● **Exercise details**: Find how many lines in the data below mention "Chronicle". Give the number only.

● **Listed entries**:
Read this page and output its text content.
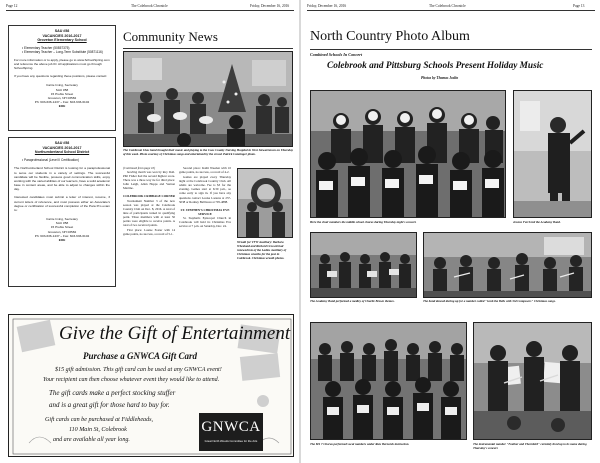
Page 12	The Colebrook Chronicle	Friday, December 16, 2016
SAU #58
VACANCIES 2016-2017
Groveton Elementary School
• Elementary Teacher (50857375)
• Elementary Teacher – Long-Term Substitute (50871116)
For more information or to apply, please go to www.SchoolSpring.com and reference the above job ID. All applications must go through SchoolSpring.
If you have any questions regarding these positions, please contact:
Carrie Irving, Secretary
SAU #58
15 Preble Street
Groveton, NH 03582
Ph: 603-636-1437 ~ Fax: 603-636-6102
EOE
SAU #58
VACANCIES 2016-2017
Northumberland School District
• Paraprofessional (Level II Certification)
The Northumberland School District is looking for a paraprofessional to serve our students in a variety of settings. The successful candidate will be flexible, possess good communication skills, enjoy working with the varied abilities of our learners, have a solid academic base in content areas, and be able to adjust to changes within the day.
Interested candidates must submit a letter of interest, resume, 3 current letters of reference, and must possess either an Associate's degree or certification of successful completion of the Para Pro exam to:
Carrie Irving, Secretary
SAU #58
15 Preble Street
Groveton, NH 03582
Ph: 603-636-1437 ~ Fax: 603-636-6102
EOE
Community News
The Colebrook Ukes band brought their music and playing to the Coos County Nursing Hospital in West Stewartstown on Thursday of this week. Photo courtesy of Christmas songs and entertained by the crowd. Patrick Canninger photo.
(Continued from page 10)
bowling match was won by Roy Doll. Phil Fisher had the second highest score. There was a three way tie for third place: John Leigh, Allen Hopps and Vernon Martine.
COLEBROOK CRIBBAGE CORNER
Tournament Number 3 of the new season was played at the Colebrook Country Club on Dec. 8, 2016. A total of nine of participants turned in qualifying point. Three members with at least 50 points were eligible to receive points. A total of two received points.
First place: Louise Foster with 14 game points, no success, a record of 5-1.
Second place: Kathi Weeden with 10 game points, no success, a record of 4-2.
Games are played every Thursday night at the Colebrook Country Club. All adults are welcome. Fee is $3 for the evening. Games start at 6:30 p.m., so come early to sign in. If you have any questions contact Louise Lazarus at 237-5038 or Rodney Belliveau at 705-4888.
ST. STEPHEN'S CHRISTMAS EVE SERVICE
St. Stephen's Episcopal Church in Colebrook will hold its Christmas Eve service at 7 p.m. on Saturday, Dec. 24.
Wreath for VFW Auxiliary: Barbara Wheeland and Richard Crossett had renewed lots of the Ladies Auxiliary of Christmas wreaths for the post in Colebrook. Christmas wreath photos.
Give the Gift of Entertainment
Purchase a GNWCA Gift Card
$15 gift admission. This gift card can be used at any GNWCA event!
Your recipient can then choose whatever event they would like to attend.
The gift cards make a perfect stocking stuffer
and is a great gift for those hard to buy for.
Gift cards can be purchased at Fiddleheads,
110 Main St, Colebrook
and are available all year long.
GNWCA
Great North Woods Committee for the Arts
Friday, December 16, 2016	The Colebrook Chronicle	Page 13
North Country Photo Album
Combined Schools In Concert
Colebrook and Pittsburg Schools Present Holiday Music
Photos by Thomas Joslin
Here the choir members the middle school chorus during Thursday night's concert.	Jessica Ferch led the Academy Band.
The Academy Band performed a medley of Charlie Brown themes.	The band danced during up for a number called "Grab the Bells with 3rd Composers" Christmas songs.
The MS 7 Chorus performed vocal numbers under Ruts Bernards instruction.	The instrumental number "Feather and Thornbird" certainly lived up to its name during Thursday's concert.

● **Solution below**: 2